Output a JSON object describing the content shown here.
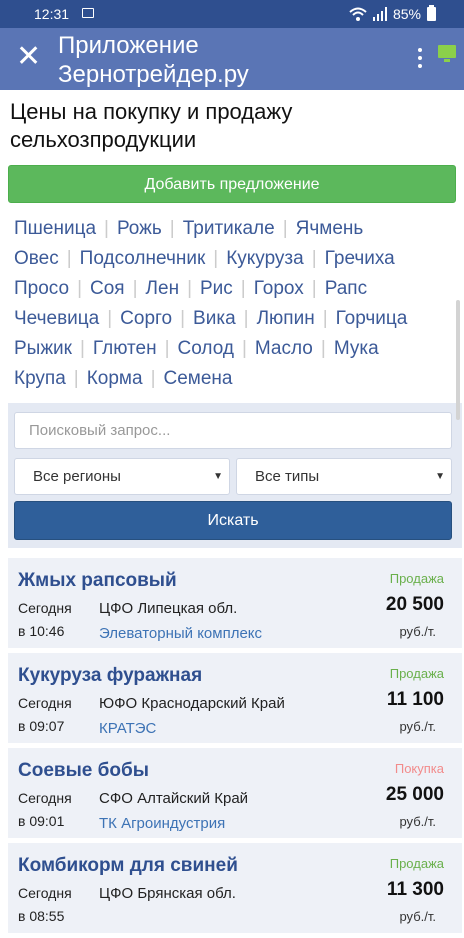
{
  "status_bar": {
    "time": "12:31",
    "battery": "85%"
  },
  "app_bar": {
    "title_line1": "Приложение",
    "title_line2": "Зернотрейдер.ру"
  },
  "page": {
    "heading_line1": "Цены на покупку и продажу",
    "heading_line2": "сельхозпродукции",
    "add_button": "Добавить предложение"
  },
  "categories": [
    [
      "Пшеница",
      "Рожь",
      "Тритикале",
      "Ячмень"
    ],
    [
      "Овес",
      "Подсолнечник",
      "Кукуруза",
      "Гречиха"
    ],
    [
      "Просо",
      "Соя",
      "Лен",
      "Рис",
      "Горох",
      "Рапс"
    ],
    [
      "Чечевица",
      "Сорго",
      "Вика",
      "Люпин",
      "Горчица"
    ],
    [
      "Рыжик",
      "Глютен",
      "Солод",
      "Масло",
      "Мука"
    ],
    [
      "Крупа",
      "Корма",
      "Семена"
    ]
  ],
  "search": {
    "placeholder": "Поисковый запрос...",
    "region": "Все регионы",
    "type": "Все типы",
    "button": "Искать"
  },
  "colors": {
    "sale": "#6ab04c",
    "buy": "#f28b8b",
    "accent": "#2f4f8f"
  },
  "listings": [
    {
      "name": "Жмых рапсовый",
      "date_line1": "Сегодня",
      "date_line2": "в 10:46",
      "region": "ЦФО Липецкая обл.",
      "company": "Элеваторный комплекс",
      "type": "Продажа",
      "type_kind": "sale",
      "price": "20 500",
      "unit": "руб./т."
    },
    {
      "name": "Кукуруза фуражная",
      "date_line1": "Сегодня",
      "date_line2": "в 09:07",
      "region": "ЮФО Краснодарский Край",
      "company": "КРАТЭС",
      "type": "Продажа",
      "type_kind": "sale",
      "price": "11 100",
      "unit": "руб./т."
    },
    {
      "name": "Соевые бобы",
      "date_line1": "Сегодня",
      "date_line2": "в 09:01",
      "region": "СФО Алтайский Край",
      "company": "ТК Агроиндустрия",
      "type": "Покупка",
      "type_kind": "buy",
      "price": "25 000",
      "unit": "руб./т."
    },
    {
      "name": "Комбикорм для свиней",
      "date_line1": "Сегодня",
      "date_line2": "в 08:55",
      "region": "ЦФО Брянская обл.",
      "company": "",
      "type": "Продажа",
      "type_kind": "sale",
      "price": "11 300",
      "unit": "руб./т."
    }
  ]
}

_Given exercise_
Quote everything in the listing above exactly; pictures are the only thing to omit.

_Full answer_
Output a JSON object describing the content shown here.
{
  "status_bar": {
    "time": "12:31",
    "battery": "85%"
  },
  "app_bar": {
    "title_line1": "Приложение",
    "title_line2": "Зернотрейдер.ру"
  },
  "page": {
    "heading_line1": "Цены на покупку и продажу",
    "heading_line2": "сельхозпродукции",
    "add_button": "Добавить предложение"
  },
  "categories": [
    [
      "Пшеница",
      "Рожь",
      "Тритикале",
      "Ячмень"
    ],
    [
      "Овес",
      "Подсолнечник",
      "Кукуруза",
      "Гречиха"
    ],
    [
      "Просо",
      "Соя",
      "Лен",
      "Рис",
      "Горох",
      "Рапс"
    ],
    [
      "Чечевица",
      "Сорго",
      "Вика",
      "Люпин",
      "Горчица"
    ],
    [
      "Рыжик",
      "Глютен",
      "Солод",
      "Масло",
      "Мука"
    ],
    [
      "Крупа",
      "Корма",
      "Семена"
    ]
  ],
  "search": {
    "placeholder": "Поисковый запрос...",
    "region": "Все регионы",
    "type": "Все типы",
    "button": "Искать"
  },
  "colors": {
    "sale": "#6ab04c",
    "buy": "#f28b8b",
    "accent": "#2f4f8f"
  },
  "listings": [
    {
      "name": "Жмых рапсовый",
      "date_line1": "Сегодня",
      "date_line2": "в 10:46",
      "region": "ЦФО Липецкая обл.",
      "company": "Элеваторный комплекс",
      "type": "Продажа",
      "type_kind": "sale",
      "price": "20 500",
      "unit": "руб./т."
    },
    {
      "name": "Кукуруза фуражная",
      "date_line1": "Сегодня",
      "date_line2": "в 09:07",
      "region": "ЮФО Краснодарский Край",
      "company": "КРАТЭС",
      "type": "Продажа",
      "type_kind": "sale",
      "price": "11 100",
      "unit": "руб./т."
    },
    {
      "name": "Соевые бобы",
      "date_line1": "Сегодня",
      "date_line2": "в 09:01",
      "region": "СФО Алтайский Край",
      "company": "ТК Агроиндустрия",
      "type": "Покупка",
      "type_kind": "buy",
      "price": "25 000",
      "unit": "руб./т."
    },
    {
      "name": "Комбикорм для свиней",
      "date_line1": "Сегодня",
      "date_line2": "в 08:55",
      "region": "ЦФО Брянская обл.",
      "company": "",
      "type": "Продажа",
      "type_kind": "sale",
      "price": "11 300",
      "unit": "руб./т."
    }
  ]
}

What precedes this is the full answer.